BRIEF
Write out the data below in full. Keep it exact.

RECORDS FOR THE TASK
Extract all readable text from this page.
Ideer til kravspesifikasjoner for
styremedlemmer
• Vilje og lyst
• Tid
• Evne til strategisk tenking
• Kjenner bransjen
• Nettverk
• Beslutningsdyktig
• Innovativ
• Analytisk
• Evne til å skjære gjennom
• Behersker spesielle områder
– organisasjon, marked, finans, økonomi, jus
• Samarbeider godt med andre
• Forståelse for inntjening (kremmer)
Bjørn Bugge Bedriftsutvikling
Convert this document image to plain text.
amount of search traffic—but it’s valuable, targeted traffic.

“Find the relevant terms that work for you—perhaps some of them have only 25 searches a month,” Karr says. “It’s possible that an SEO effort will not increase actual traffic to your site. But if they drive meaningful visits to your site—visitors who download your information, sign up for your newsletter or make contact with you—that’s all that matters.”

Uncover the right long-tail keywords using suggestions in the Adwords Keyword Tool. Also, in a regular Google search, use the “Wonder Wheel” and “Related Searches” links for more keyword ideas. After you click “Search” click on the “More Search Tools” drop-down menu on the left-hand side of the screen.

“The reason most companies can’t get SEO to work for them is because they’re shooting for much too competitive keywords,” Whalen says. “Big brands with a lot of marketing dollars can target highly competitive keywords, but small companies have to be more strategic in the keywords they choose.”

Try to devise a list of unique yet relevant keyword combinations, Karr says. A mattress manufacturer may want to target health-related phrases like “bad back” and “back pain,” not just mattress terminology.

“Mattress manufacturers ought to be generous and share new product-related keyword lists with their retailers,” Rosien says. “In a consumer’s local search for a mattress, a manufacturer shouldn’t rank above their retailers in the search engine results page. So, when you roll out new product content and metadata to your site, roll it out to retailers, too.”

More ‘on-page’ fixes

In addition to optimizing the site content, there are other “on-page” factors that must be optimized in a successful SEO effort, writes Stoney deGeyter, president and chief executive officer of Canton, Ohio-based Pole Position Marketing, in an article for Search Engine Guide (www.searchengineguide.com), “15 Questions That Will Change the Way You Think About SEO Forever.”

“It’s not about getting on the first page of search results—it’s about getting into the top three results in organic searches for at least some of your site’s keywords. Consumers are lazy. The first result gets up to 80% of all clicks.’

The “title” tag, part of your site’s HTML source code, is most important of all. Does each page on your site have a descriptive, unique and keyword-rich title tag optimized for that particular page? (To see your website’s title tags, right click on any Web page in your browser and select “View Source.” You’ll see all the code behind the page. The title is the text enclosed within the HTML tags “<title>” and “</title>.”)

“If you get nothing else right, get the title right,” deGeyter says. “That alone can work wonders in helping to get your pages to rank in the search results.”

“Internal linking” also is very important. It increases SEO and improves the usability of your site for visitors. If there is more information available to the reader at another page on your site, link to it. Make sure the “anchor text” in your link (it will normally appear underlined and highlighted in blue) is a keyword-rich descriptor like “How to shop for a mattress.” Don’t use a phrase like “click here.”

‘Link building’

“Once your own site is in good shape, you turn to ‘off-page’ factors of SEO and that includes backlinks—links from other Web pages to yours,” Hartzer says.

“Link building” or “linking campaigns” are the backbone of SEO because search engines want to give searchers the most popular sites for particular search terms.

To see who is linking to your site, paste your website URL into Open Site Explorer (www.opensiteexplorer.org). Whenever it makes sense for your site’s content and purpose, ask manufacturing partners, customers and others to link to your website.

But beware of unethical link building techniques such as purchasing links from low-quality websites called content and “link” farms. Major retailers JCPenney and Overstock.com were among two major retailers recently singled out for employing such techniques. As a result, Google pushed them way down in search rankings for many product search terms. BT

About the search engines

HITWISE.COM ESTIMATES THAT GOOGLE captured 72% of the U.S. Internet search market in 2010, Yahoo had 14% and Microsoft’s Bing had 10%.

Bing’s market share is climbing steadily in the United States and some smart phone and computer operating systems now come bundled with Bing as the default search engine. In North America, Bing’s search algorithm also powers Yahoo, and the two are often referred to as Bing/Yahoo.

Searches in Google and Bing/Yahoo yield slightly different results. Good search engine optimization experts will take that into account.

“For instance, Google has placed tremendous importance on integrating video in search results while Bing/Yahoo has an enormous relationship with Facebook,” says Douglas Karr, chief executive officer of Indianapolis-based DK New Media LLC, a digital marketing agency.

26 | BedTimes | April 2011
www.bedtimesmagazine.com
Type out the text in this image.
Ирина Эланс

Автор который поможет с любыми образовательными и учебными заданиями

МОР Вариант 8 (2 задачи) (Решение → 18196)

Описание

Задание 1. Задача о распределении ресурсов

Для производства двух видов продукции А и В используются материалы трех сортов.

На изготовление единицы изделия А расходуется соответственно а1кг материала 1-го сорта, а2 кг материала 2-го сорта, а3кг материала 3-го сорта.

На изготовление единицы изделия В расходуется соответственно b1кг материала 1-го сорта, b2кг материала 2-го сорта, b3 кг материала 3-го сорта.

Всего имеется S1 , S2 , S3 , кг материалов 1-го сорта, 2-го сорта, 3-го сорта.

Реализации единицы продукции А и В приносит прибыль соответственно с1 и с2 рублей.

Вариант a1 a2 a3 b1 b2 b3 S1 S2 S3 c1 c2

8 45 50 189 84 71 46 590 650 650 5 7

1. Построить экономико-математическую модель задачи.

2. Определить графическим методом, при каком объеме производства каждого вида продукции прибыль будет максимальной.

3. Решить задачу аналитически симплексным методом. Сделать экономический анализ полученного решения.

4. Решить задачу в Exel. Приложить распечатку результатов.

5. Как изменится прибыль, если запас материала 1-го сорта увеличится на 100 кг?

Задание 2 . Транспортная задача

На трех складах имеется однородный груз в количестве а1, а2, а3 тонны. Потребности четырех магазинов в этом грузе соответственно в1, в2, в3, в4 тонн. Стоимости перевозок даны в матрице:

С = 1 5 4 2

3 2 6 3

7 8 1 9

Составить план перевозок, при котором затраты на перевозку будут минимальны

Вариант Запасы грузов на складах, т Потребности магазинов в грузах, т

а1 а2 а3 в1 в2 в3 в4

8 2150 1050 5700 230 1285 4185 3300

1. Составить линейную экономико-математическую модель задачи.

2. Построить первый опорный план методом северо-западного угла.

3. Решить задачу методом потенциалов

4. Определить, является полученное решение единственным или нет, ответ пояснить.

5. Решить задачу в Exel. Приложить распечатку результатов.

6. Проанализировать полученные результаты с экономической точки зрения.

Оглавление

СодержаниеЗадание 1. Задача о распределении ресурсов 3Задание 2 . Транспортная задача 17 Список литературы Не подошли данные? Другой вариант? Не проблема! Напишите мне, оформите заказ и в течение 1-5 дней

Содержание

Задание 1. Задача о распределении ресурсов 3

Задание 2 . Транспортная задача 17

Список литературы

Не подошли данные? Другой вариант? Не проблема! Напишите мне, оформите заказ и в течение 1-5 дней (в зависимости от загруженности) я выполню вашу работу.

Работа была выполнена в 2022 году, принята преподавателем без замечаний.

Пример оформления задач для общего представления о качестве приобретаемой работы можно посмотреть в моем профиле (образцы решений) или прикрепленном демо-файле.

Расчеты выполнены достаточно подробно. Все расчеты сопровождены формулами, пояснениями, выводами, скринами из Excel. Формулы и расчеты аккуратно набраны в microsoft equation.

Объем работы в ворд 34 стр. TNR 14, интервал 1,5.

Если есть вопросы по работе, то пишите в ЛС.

FINISHED TASK
Extract all readable text from this page.
Ideer til kravspesifikasjoner for
styremedlemmer
• Vilje og lyst
• Tid
• Evne til strategisk tenking
• Kjenner bransjen
• Nettverk
• Beslutningsdyktig
• Innovativ
• Analytisk
• Evne til å skjære gjennom
• Behersker spesielle områder
– organisasjon, marked, finans, økonomi, jus
• Samarbeider godt med andre
• Forståelse for inntjening (kremmer)
Bjørn Bugge Bedriftsutvikling
Convert this document image to plain text.
amount of search traffic—but it’s valuable, targeted traffic.

“Find the relevant terms that work for you—perhaps some of them have only 25 searches a month,” Karr says. “It’s possible that an SEO effort will not increase actual traffic to your site. But if they drive meaningful visits to your site—visitors who download your information, sign up for your newsletter or make contact with you—that’s all that matters.”

Uncover the right long-tail keywords using suggestions in the Adwords Keyword Tool. Also, in a regular Google search, use the “Wonder Wheel” and “Related Searches” links for more keyword ideas. After you click “Search” click on the “More Search Tools” drop-down menu on the left-hand side of the screen.

“The reason most companies can’t get SEO to work for them is because they’re shooting for much too competitive keywords,” Whalen says. “Big brands with a lot of marketing dollars can target highly competitive keywords, but small companies have to be more strategic in the keywords they choose.”

Try to devise a list of unique yet relevant keyword combinations, Karr says. A mattress manufacturer may want to target health-related phrases like “bad back” and “back pain,” not just mattress terminology.

“Mattress manufacturers ought to be generous and share new product-related keyword lists with their retailers,” Rosien says. “In a consumer’s local search for a mattress, a manufacturer shouldn’t rank above their retailers in the search engine results page. So, when you roll out new product content and metadata to your site, roll it out to retailers, too.”

More ‘on-page’ fixes

In addition to optimizing the site content, there are other “on-page” factors that must be optimized in a successful SEO effort, writes Stoney deGeyter, president and chief executive officer of Canton, Ohio-based Pole Position Marketing, in an article for Search Engine Guide (www.searchengineguide.com), “15 Questions That Will Change the Way You Think About SEO Forever.”

“It’s not about getting on the first page of search results—it’s about getting into the top three results in organic searches for at least some of your site’s keywords. Consumers are lazy. The first result gets up to 80% of all clicks.’

The “title” tag, part of your site’s HTML source code, is most important of all. Does each page on your site have a descriptive, unique and keyword-rich title tag optimized for that particular page? (To see your website’s title tags, right click on any Web page in your browser and select “View Source.” You’ll see all the code behind the page. The title is the text enclosed within the HTML tags “<title>” and “</title>.”)

“If you get nothing else right, get the title right,” deGeyter says. “That alone can work wonders in helping to get your pages to rank in the search results.”

“Internal linking” also is very important. It increases SEO and improves the usability of your site for visitors. If there is more information available to the reader at another page on your site, link to it. Make sure the “anchor text” in your link (it will normally appear underlined and highlighted in blue) is a keyword-rich descriptor like “How to shop for a mattress.” Don’t use a phrase like “click here.”

‘Link building’

“Once your own site is in good shape, you turn to ‘off-page’ factors of SEO and that includes backlinks—links from other Web pages to yours,” Hartzer says.

“Link building” or “linking campaigns” are the backbone of SEO because search engines want to give searchers the most popular sites for particular search terms.

To see who is linking to your site, paste your website URL into Open Site Explorer (www.opensiteexplorer.org). Whenever it makes sense for your site’s content and purpose, ask manufacturing partners, customers and others to link to your website.

But beware of unethical link building techniques such as purchasing links from low-quality websites called content and “link” farms. Major retailers JCPenney and Overstock.com were among two major retailers recently singled out for employing such techniques. As a result, Google pushed them way down in search rankings for many product search terms. BT

About the search engines

HITWISE.COM ESTIMATES THAT GOOGLE captured 72% of the U.S. Internet search market in 2010, Yahoo had 14% and Microsoft’s Bing had 10%.

Bing’s market share is climbing steadily in the United States and some smart phone and computer operating systems now come bundled with Bing as the default search engine. In North America, Bing’s search algorithm also powers Yahoo, and the two are often referred to as Bing/Yahoo.

Searches in Google and Bing/Yahoo yield slightly different results. Good search engine optimization experts will take that into account.

“For instance, Google has placed tremendous importance on integrating video in search results while Bing/Yahoo has an enormous relationship with Facebook,” says Douglas Karr, chief executive officer of Indianapolis-based DK New Media LLC, a digital marketing agency.

26 | BedTimes | April 2011
www.bedtimesmagazine.com
Type out the text in this image.
Ирина Эланс

Автор который поможет с любыми образовательными и учебными заданиями

МОР Вариант 8 (2 задачи) (Решение → 18196)

Описание

Задание 1. Задача о распределении ресурсов

Для производства двух видов продукции А и В используются материалы трех сортов.

На изготовление единицы изделия А расходуется соответственно а1кг материала 1-го сорта, а2 кг материала 2-го сорта, а3кг материала 3-го сорта.

На изготовление единицы изделия В расходуется соответственно b1кг материала 1-го сорта, b2кг материала 2-го сорта, b3 кг материала 3-го сорта.

Всего имеется S1 , S2 , S3 , кг материалов 1-го сорта, 2-го сорта, 3-го сорта.

Реализации единицы продукции А и В приносит прибыль соответственно с1 и с2 рублей.

Вариант a1 a2 a3 b1 b2 b3 S1 S2 S3 c1 c2

8 45 50 189 84 71 46 590 650 650 5 7

1. Построить экономико-математическую модель задачи.

2. Определить графическим методом, при каком объеме производства каждого вида продукции прибыль будет максимальной.

3. Решить задачу аналитически симплексным методом. Сделать экономический анализ полученного решения.

4. Решить задачу в Exel. Приложить распечатку результатов.

5. Как изменится прибыль, если запас материала 1-го сорта увеличится на 100 кг?

Задание 2 . Транспортная задача

На трех складах имеется однородный груз в количестве а1, а2, а3 тонны. Потребности четырех магазинов в этом грузе соответственно в1, в2, в3, в4 тонн. Стоимости перевозок даны в матрице:

С = 1 5 4 2

3 2 6 3

7 8 1 9

Составить план перевозок, при котором затраты на перевозку будут минимальны

Вариант Запасы грузов на складах, т Потребности магазинов в грузах, т

а1 а2 а3 в1 в2 в3 в4

8 2150 1050 5700 230 1285 4185 3300

1. Составить линейную экономико-математическую модель задачи.

2. Построить первый опорный план методом северо-западного угла.

3. Решить задачу методом потенциалов

4. Определить, является полученное решение единственным или нет, ответ пояснить.

5. Решить задачу в Exel. Приложить распечатку результатов.

6. Проанализировать полученные результаты с экономической точки зрения.

Оглавление

СодержаниеЗадание 1. Задача о распределении ресурсов 3Задание 2 . Транспортная задача 17 Список литературы Не подошли данные? Другой вариант? Не проблема! Напишите мне, оформите заказ и в течение 1-5 дней

Содержание

Задание 1. Задача о распределении ресурсов 3

Задание 2 . Транспортная задача 17

Список литературы

Не подошли данные? Другой вариант? Не проблема! Напишите мне, оформите заказ и в течение 1-5 дней (в зависимости от загруженности) я выполню вашу работу.

Работа была выполнена в 2022 году, принята преподавателем без замечаний.

Пример оформления задач для общего представления о качестве приобретаемой работы можно посмотреть в моем профиле (образцы решений) или прикрепленном демо-файле.

Расчеты выполнены достаточно подробно. Все расчеты сопровождены формулами, пояснениями, выводами, скринами из Excel. Формулы и расчеты аккуратно набраны в microsoft equation.

Объем работы в ворд 34 стр. TNR 14, интервал 1,5.

Если есть вопросы по работе, то пишите в ЛС.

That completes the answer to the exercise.